_Instruction:_
Across the entries, how many lines have the string "Resistance" in them? Reply with only a number.

Structured figure records

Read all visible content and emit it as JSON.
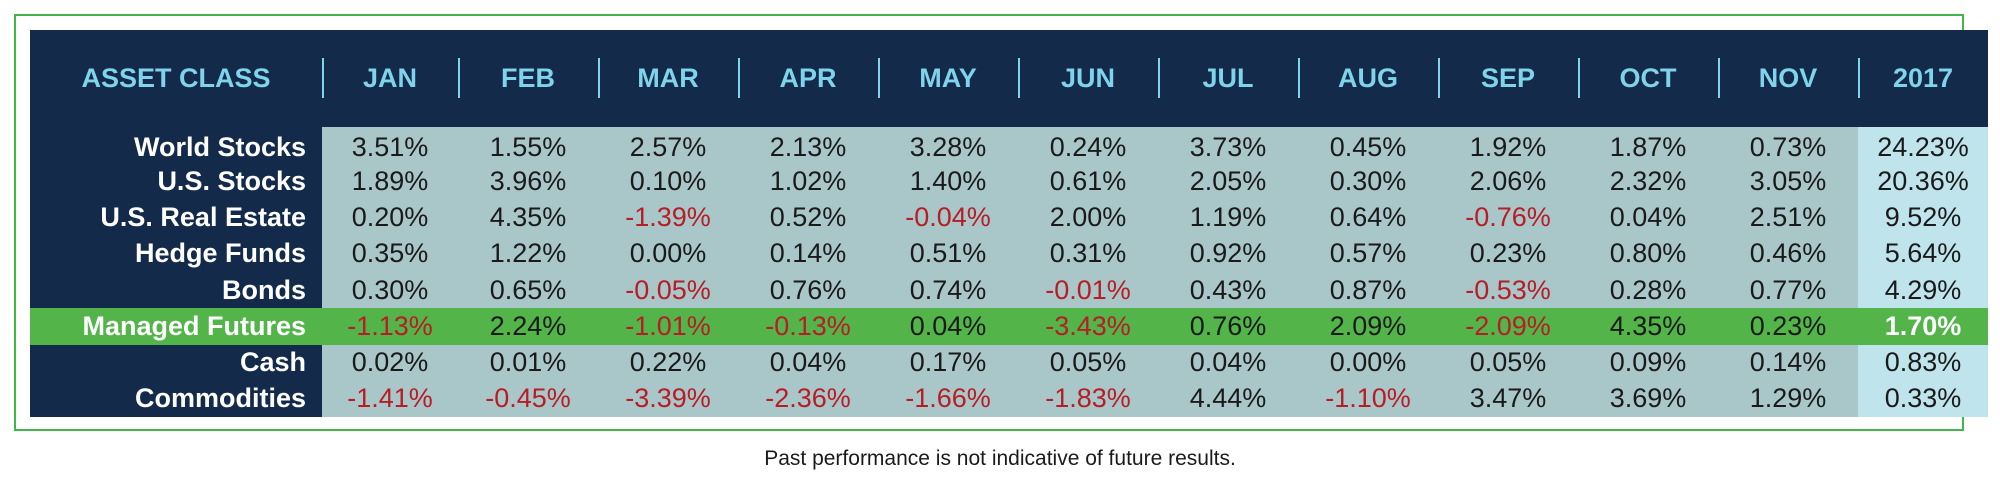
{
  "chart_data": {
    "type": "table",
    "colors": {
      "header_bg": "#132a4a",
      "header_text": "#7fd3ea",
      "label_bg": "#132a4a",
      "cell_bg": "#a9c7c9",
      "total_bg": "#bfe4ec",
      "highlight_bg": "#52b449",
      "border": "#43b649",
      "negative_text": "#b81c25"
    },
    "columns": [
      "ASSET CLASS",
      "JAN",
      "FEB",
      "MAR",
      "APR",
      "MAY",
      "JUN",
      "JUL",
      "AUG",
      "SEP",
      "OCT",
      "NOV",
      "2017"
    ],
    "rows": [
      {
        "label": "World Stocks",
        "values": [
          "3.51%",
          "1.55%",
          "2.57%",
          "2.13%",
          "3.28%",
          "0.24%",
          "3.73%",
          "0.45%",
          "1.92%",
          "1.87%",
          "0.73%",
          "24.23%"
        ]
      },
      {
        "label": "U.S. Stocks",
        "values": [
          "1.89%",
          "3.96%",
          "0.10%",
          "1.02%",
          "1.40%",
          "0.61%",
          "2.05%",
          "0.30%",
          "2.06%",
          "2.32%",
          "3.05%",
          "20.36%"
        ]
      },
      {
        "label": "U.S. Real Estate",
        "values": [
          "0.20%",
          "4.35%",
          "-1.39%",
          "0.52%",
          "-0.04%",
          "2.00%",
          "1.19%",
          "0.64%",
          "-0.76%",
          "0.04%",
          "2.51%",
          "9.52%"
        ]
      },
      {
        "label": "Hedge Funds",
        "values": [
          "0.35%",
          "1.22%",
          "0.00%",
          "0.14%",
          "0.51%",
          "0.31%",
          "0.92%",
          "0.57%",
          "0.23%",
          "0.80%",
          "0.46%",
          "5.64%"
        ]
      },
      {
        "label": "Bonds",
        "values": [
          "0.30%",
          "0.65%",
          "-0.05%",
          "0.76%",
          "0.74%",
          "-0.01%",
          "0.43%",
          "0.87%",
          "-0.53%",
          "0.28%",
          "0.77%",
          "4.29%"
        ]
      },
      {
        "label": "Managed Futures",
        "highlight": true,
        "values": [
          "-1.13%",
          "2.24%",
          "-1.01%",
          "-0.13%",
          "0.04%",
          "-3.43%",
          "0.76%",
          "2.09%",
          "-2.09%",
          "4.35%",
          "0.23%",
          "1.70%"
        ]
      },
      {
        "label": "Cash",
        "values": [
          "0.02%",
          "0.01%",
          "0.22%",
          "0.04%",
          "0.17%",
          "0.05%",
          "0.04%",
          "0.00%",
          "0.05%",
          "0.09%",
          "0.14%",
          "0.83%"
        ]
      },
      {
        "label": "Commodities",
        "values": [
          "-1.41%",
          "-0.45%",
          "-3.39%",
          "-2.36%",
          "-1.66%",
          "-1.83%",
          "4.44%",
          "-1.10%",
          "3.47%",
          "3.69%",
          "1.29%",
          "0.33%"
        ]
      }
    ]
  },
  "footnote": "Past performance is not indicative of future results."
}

...

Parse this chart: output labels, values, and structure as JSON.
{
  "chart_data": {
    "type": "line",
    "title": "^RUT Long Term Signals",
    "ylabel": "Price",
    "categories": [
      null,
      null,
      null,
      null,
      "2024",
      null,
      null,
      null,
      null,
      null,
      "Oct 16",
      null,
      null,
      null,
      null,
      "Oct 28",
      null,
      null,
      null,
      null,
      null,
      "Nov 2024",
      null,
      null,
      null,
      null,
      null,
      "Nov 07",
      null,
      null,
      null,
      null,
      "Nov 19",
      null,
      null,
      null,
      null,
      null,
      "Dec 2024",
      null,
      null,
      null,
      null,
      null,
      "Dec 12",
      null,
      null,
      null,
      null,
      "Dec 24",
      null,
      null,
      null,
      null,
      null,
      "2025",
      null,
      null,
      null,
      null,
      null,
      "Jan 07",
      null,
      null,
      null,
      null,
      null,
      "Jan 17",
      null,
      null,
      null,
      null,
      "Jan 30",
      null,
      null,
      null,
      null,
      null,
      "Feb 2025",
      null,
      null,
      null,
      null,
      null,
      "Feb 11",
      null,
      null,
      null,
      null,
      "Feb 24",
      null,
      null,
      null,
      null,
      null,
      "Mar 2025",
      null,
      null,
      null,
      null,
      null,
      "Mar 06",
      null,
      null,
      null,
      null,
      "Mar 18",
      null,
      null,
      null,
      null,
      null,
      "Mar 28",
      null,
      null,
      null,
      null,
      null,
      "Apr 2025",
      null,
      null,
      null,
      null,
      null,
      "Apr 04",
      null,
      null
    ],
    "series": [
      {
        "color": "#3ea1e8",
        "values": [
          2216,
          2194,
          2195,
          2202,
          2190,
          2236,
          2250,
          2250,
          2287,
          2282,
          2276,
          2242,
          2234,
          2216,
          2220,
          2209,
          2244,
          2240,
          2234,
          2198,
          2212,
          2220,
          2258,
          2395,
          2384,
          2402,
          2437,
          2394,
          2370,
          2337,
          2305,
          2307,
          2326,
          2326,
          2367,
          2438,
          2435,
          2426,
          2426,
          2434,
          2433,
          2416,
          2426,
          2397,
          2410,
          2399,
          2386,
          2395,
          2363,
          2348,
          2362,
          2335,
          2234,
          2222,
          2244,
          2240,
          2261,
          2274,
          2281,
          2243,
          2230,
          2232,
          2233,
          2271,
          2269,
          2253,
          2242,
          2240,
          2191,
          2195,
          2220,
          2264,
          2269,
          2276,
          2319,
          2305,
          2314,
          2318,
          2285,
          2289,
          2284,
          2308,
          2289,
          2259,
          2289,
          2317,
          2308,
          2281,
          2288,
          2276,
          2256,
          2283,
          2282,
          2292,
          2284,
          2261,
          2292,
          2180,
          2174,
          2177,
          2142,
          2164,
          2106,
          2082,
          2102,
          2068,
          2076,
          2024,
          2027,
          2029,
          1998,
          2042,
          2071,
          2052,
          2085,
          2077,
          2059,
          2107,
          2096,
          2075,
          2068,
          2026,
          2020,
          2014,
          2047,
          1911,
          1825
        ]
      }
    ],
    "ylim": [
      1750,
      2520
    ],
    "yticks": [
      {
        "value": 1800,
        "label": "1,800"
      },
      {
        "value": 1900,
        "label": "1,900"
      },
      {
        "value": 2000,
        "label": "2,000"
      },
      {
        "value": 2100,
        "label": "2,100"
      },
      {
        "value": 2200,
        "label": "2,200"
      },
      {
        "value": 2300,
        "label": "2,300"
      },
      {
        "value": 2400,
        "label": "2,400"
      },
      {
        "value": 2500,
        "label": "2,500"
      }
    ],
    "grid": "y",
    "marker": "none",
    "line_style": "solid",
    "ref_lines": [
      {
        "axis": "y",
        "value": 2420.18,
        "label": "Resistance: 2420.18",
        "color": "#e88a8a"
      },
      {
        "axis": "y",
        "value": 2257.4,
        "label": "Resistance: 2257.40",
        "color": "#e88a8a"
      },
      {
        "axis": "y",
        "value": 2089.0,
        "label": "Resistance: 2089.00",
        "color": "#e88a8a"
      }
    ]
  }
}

==

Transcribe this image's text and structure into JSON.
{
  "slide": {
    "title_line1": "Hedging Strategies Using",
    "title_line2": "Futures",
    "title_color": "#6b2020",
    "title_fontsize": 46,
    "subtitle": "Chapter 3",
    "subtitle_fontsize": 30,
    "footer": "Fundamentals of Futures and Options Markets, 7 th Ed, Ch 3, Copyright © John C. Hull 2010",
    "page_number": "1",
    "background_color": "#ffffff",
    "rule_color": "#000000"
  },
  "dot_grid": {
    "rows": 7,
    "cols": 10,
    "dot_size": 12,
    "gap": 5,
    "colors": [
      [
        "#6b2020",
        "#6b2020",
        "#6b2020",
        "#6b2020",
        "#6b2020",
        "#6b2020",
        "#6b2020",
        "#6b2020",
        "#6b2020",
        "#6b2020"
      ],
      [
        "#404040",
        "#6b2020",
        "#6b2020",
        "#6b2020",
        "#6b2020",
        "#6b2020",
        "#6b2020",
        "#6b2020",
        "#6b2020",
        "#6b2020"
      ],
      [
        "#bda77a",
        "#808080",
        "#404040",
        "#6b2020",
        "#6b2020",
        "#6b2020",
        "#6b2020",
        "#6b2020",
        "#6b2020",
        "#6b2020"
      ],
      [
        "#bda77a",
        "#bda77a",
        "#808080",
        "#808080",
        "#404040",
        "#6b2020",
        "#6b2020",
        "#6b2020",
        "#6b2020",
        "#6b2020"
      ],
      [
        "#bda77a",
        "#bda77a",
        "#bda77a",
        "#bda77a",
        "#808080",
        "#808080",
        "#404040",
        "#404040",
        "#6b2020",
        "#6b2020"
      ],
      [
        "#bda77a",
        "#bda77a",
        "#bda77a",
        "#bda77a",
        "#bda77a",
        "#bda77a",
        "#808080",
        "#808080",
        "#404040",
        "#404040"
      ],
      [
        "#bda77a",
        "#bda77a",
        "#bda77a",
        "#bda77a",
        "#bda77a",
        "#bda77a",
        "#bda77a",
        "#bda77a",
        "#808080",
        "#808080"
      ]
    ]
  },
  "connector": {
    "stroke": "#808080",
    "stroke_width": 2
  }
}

_The answer:_
3